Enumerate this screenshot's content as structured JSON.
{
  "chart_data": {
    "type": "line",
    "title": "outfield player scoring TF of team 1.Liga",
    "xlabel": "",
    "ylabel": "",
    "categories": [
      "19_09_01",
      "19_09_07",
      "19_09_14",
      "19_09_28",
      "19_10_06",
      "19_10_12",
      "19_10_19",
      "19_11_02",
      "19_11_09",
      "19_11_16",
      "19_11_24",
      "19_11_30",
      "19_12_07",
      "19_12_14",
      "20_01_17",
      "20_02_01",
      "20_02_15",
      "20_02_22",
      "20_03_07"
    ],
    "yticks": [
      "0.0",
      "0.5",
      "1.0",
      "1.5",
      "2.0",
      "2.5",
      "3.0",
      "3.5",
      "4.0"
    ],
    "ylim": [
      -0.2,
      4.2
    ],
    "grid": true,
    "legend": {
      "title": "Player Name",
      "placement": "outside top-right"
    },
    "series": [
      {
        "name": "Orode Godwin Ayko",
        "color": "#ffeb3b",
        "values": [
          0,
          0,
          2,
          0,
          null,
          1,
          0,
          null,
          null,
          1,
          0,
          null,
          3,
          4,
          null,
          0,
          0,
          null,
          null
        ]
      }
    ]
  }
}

────────────────────

* WHAT THE TASK REQUIRES
Take the lines above and print them exactly.

* THE OUTPUT
Enumerate this screenshot's content as structured JSON.
{
  "chart_data": {
    "type": "line",
    "title": "outfield player scoring TF of team 1.Liga",
    "xlabel": "",
    "ylabel": "",
    "categories": [
      "19_09_01",
      "19_09_07",
      "19_09_14",
      "19_09_28",
      "19_10_06",
      "19_10_12",
      "19_10_19",
      "19_11_02",
      "19_11_09",
      "19_11_16",
      "19_11_24",
      "19_11_30",
      "19_12_07",
      "19_12_14",
      "20_01_17",
      "20_02_01",
      "20_02_15",
      "20_02_22",
      "20_03_07"
    ],
    "yticks": [
      "0.0",
      "0.5",
      "1.0",
      "1.5",
      "2.0",
      "2.5",
      "3.0",
      "3.5",
      "4.0"
    ],
    "ylim": [
      -0.2,
      4.2
    ],
    "grid": true,
    "legend": {
      "title": "Player Name",
      "placement": "outside top-right"
    },
    "series": [
      {
        "name": "Orode Godwin Ayko",
        "color": "#ffeb3b",
        "values": [
          0,
          0,
          2,
          0,
          null,
          1,
          0,
          null,
          null,
          1,
          0,
          null,
          3,
          4,
          null,
          0,
          0,
          null,
          null
        ]
      }
    ]
  }
}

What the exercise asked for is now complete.